### Directive 1
Reproduce everything in the seminary thread from "Lane's Blog: Dr." down to "back, great stuff!", word for word.
### Directive 2
Translate this sentence from the seminary thread into Spanish: "Good stuff, however we must keep in mind that he is a bit biased in that he got three of his degrees at a non-traditional seminary."

### Source passage
** start **
# James White on seminary situation



## arapahoepark (Nov 23, 2013)

Found this and thought it interesting.
Lane's Blog: Dr. James White, off the cuff, on the Modern American Seminary Situation


----------



## GloriousBoaz (Nov 23, 2013)

Oh yeah I watched that a few weeks back, great stuff!


----------



## reaganmarsh (Nov 23, 2013)

Very interesting. Thanks for sharing.


----------



## Bill The Baptist (Nov 23, 2013)

Good stuff, however we must keep in mind that he is a bit biased in that he got three of his degrees at a non-traditional seminary.


----------



## GloriousBoaz (Nov 23, 2013)

But we must also keep in mind James White is "The man, the myth, the bowtie!" ~ Todd Friel


----------



## SolaSaint (Nov 23, 2013)

It was news to me about the Th. D. noy being offered in many seminaries now. WOW! Are we becoming like Germany from 100 years ago? Do you feel like being a Christian, or I should say a Biblically and fundamentally sound Christian, is looked upon with disdain more now than it was 20 years ago?


----------



## Backwoods Presbyterian (Dec 1, 2013)

There was some good things on there, but his comments on state churches are a bit misleading.


----------
** end **
### Records shown
** start **
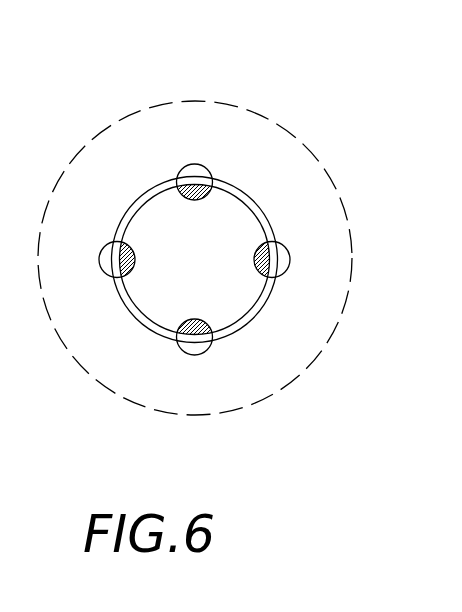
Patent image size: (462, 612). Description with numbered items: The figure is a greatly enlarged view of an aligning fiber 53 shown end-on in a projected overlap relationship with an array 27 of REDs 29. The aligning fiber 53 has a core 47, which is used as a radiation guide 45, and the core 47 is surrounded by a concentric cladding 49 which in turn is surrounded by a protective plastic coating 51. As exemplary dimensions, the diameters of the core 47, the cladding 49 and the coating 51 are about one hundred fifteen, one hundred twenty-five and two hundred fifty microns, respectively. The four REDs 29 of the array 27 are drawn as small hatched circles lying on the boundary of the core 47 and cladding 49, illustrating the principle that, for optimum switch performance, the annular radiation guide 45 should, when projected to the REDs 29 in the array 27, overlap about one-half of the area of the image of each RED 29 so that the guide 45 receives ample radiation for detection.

The array 27 is at (223, 257).
The REDs 29 is at (194, 172).
The radiation guide 45 is at (250, 227).
The core 47 is at (240, 232).
The cladding 49 is at (255, 322).
The protective plastic coating 51 is at (248, 407).
The aligning fiber 53 is at (223, 278).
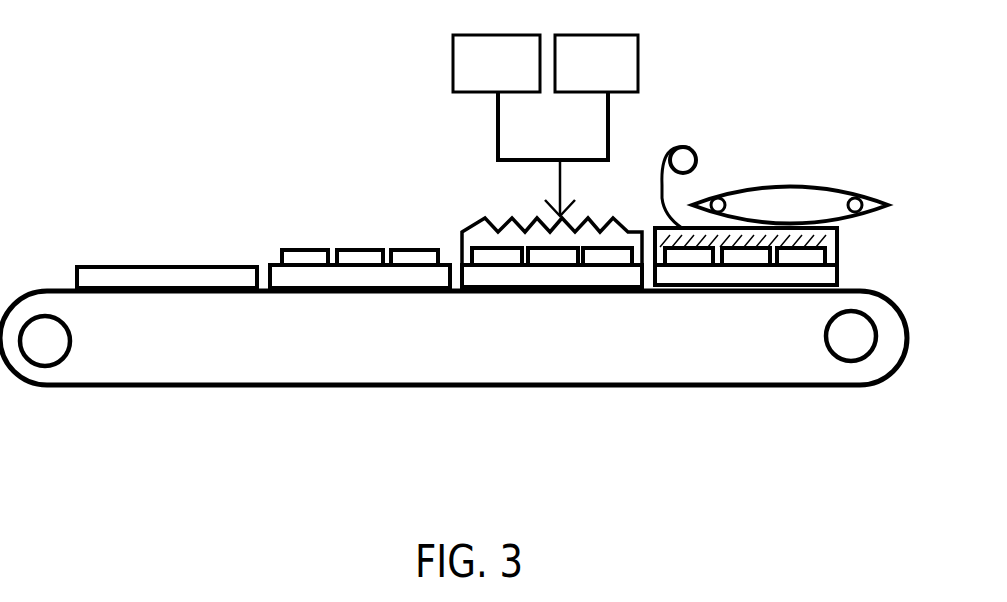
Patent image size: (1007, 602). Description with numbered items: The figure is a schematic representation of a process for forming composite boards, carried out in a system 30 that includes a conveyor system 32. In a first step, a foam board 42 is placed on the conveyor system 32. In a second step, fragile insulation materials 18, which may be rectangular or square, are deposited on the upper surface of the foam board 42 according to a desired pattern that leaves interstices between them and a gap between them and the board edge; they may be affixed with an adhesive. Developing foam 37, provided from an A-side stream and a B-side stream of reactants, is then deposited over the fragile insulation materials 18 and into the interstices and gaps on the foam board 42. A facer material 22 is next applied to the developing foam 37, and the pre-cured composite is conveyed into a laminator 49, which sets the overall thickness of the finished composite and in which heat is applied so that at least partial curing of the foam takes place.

The system 30 is at (220, 90).
The conveyor system 32 is at (182, 392).
The foam board 42 is at (170, 260).
The fragile insulation materials 18 is at (303, 245).
The developing foam 37 is at (477, 229).
The facer material 22 is at (705, 162).
The laminator 49 is at (828, 182).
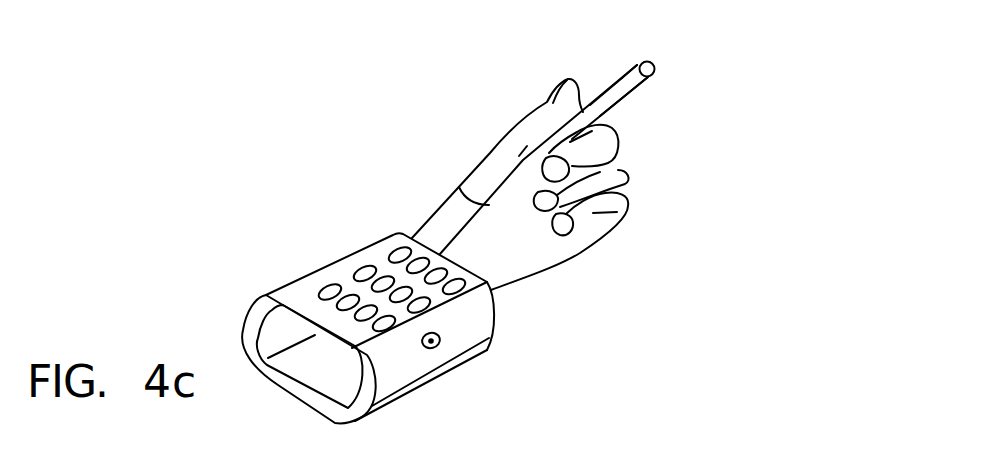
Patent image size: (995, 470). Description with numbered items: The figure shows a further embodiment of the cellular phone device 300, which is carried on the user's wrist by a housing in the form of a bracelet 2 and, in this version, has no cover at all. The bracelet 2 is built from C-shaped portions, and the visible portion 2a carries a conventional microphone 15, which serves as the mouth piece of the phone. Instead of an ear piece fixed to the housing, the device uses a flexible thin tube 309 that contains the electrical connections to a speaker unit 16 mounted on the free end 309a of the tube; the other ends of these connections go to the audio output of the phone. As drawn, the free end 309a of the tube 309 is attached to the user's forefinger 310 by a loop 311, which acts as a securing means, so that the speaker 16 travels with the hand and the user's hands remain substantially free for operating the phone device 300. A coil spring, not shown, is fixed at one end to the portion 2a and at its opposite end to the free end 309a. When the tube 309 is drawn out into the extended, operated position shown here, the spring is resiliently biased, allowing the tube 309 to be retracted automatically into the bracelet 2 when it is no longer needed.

The bracelet 2 is at (325, 312).
The C-shaped portion 2a is at (402, 367).
The microphone 15 is at (441, 340).
The speaker unit 16 is at (641, 62).
The cellular phone device 300 is at (331, 251).
The flexible thin tube 309 is at (459, 187).
The free end 309a is at (617, 88).
The forefinger 310 is at (655, 63).
The loop 311 is at (653, 78).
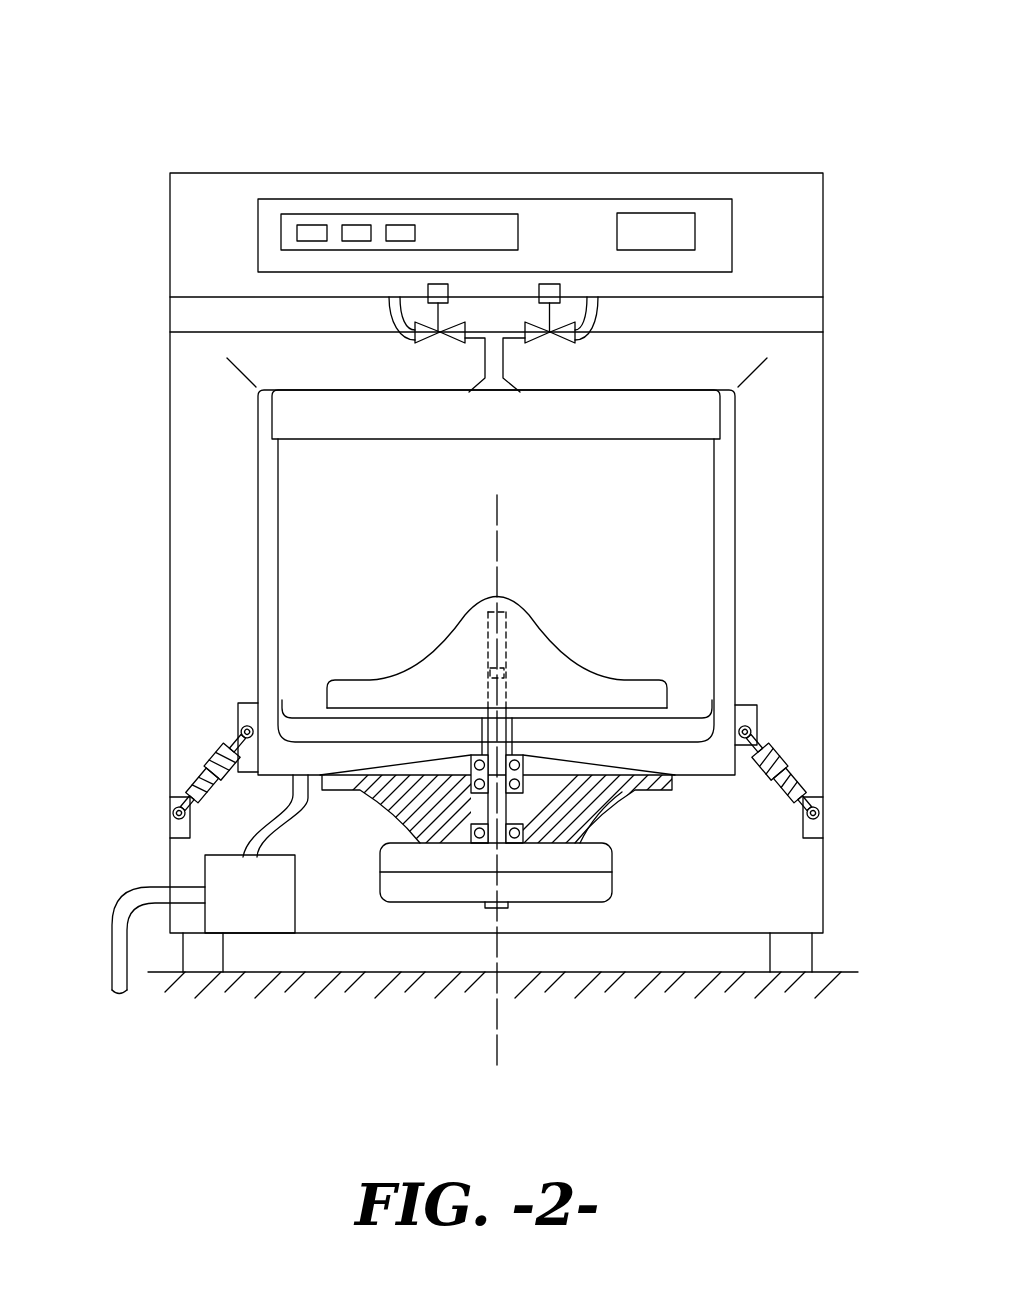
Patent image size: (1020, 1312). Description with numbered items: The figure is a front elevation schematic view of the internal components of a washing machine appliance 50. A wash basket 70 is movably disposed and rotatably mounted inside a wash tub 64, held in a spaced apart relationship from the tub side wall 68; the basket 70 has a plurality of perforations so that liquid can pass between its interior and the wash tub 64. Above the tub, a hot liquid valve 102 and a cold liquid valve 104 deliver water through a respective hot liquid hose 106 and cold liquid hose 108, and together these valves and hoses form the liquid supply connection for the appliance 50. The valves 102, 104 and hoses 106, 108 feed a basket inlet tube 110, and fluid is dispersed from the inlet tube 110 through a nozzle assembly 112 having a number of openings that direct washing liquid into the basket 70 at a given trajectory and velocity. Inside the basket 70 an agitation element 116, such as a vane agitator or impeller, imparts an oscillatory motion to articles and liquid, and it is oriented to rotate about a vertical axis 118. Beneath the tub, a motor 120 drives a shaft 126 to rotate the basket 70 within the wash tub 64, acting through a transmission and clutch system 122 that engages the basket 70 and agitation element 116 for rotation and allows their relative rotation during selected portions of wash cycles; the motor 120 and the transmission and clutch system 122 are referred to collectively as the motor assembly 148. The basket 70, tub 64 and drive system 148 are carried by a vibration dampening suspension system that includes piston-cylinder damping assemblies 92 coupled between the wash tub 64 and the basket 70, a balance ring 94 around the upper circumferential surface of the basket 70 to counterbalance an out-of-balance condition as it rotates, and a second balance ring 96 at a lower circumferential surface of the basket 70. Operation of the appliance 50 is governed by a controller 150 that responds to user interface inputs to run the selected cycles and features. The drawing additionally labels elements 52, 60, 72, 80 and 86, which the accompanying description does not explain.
** end **
### Correct answer 1
Lane's Blog: Dr. James White, off the cuff, on the Modern American Seminary Situation


----------



## GloriousBoaz (Nov 23, 2013)

Oh yeah I watched that a few weeks back, great stuff!

### Correct answer 2
Buen material; sin embargo, debemos tener presente que es algo parcial, ya que obtuvo tres de sus títulos en un seminario no tradicional.